→ EXERCISE DIRECTIONS
Quote each record exactly, please, leaving none out.

**** DATASET RECORDS

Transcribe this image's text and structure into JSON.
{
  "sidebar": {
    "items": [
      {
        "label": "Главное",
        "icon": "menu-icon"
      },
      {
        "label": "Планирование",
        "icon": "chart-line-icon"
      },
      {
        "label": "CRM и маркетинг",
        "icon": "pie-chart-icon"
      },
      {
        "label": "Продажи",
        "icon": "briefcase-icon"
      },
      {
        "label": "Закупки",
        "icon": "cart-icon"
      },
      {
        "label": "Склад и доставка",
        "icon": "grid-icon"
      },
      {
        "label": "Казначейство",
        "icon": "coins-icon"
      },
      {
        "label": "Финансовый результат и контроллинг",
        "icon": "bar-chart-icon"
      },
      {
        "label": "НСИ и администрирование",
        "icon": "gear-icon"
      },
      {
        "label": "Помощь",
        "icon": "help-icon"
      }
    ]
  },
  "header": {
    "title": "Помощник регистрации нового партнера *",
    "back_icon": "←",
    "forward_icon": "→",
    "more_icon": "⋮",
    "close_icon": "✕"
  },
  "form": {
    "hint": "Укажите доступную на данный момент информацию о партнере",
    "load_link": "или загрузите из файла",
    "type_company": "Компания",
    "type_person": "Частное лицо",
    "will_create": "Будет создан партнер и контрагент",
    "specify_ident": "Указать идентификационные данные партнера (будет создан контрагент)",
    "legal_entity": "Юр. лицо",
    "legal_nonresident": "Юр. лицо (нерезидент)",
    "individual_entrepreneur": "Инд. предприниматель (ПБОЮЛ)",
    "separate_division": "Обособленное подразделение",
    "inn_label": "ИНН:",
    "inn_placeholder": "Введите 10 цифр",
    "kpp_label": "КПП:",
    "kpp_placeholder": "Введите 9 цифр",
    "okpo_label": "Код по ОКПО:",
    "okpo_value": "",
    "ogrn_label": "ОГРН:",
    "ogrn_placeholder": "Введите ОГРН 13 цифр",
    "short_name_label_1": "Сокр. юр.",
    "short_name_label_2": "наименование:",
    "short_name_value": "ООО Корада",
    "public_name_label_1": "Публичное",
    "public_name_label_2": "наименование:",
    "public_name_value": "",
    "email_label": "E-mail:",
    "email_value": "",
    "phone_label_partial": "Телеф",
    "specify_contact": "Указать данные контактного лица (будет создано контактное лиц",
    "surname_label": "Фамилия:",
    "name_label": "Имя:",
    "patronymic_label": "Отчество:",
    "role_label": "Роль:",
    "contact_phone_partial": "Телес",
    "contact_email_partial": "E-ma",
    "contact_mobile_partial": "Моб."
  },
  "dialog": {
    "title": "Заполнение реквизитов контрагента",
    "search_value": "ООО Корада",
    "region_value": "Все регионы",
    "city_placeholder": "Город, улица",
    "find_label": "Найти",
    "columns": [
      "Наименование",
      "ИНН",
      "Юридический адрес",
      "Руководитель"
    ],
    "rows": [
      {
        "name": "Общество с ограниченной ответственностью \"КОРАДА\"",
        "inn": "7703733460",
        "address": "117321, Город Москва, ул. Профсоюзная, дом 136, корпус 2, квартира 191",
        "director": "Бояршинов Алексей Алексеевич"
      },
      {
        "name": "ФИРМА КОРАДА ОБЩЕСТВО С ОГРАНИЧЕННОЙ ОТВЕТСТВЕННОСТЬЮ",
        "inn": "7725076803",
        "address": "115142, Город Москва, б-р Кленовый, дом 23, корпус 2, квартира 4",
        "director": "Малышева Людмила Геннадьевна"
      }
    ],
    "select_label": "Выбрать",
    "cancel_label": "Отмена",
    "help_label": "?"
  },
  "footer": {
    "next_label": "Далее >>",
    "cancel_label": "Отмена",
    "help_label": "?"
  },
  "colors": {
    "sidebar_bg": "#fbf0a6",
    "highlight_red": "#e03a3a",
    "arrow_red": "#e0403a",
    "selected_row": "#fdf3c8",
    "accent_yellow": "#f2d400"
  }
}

********

→ RIGHT ANSWER
Transcribe this image's text and structure into JSON.
{
  "sidebar": {
    "items": [
      {
        "label": "Главное",
        "icon": "menu-icon"
      },
      {
        "label": "Планирование",
        "icon": "chart-line-icon"
      },
      {
        "label": "CRM и маркетинг",
        "icon": "pie-chart-icon"
      },
      {
        "label": "Продажи",
        "icon": "briefcase-icon"
      },
      {
        "label": "Закупки",
        "icon": "cart-icon"
      },
      {
        "label": "Склад и доставка",
        "icon": "grid-icon"
      },
      {
        "label": "Казначейство",
        "icon": "coins-icon"
      },
      {
        "label": "Финансовый результат и контроллинг",
        "icon": "bar-chart-icon"
      },
      {
        "label": "НСИ и администрирование",
        "icon": "gear-icon"
      },
      {
        "label": "Помощь",
        "icon": "help-icon"
      }
    ]
  },
  "header": {
    "title": "Помощник регистрации нового партнера *",
    "back_icon": "←",
    "forward_icon": "→",
    "more_icon": "⋮",
    "close_icon": "✕"
  },
  "form": {
    "hint": "Укажите доступную на данный момент информацию о партнере",
    "load_link": "или загрузите из файла",
    "type_company": "Компания",
    "type_person": "Частное лицо",
    "will_create": "Будет создан партнер и контрагент",
    "specify_ident": "Указать идентификационные данные партнера (будет создан контрагент)",
    "legal_entity": "Юр. лицо",
    "legal_nonresident": "Юр. лицо (нерезидент)",
    "individual_entrepreneur": "Инд. предприниматель (ПБОЮЛ)",
    "separate_division": "Обособленное подразделение",
    "inn_label": "ИНН:",
    "inn_placeholder": "Введите 10 цифр",
    "kpp_label": "КПП:",
    "kpp_placeholder": "Введите 9 цифр",
    "okpo_label": "Код по ОКПО:",
    "okpo_value": "",
    "ogrn_label": "ОГРН:",
    "ogrn_placeholder": "Введите ОГРН 13 цифр",
    "short_name_label_1": "Сокр. юр.",
    "short_name_label_2": "наименование:",
    "short_name_value": "ООО Корада",
    "public_name_label_1": "Публичное",
    "public_name_label_2": "наименование:",
    "public_name_value": "",
    "email_label": "E-mail:",
    "email_value": "",
    "phone_label_partial": "Телеф",
    "specify_contact": "Указать данные контактного лица (будет создано контактное лиц",
    "surname_label": "Фамилия:",
    "name_label": "Имя:",
    "patronymic_label": "Отчество:",
    "role_label": "Роль:",
    "contact_phone_partial": "Телес",
    "contact_email_partial": "E-ma",
    "contact_mobile_partial": "Моб."
  },
  "dialog": {
    "title": "Заполнение реквизитов контрагента",
    "search_value": "ООО Корада",
    "region_value": "Все регионы",
    "city_placeholder": "Город, улица",
    "find_label": "Найти",
    "columns": [
      "Наименование",
      "ИНН",
      "Юридический адрес",
      "Руководитель"
    ],
    "rows": [
      {
        "name": "Общество с ограниченной ответственностью \"КОРАДА\"",
        "inn": "7703733460",
        "address": "117321, Город Москва, ул. Профсоюзная, дом 136, корпус 2, квартира 191",
        "director": "Бояршинов Алексей Алексеевич"
      },
      {
        "name": "ФИРМА КОРАДА ОБЩЕСТВО С ОГРАНИЧЕННОЙ ОТВЕТСТВЕННОСТЬЮ",
        "inn": "7725076803",
        "address": "115142, Город Москва, б-р Кленовый, дом 23, корпус 2, квартира 4",
        "director": "Малышева Людмила Геннадьевна"
      }
    ],
    "select_label": "Выбрать",
    "cancel_label": "Отмена",
    "help_label": "?"
  },
  "footer": {
    "next_label": "Далее >>",
    "cancel_label": "Отмена",
    "help_label": "?"
  },
  "colors": {
    "sidebar_bg": "#fbf0a6",
    "highlight_red": "#e03a3a",
    "arrow_red": "#e0403a",
    "selected_row": "#fdf3c8",
    "accent_yellow": "#f2d400"
  }
}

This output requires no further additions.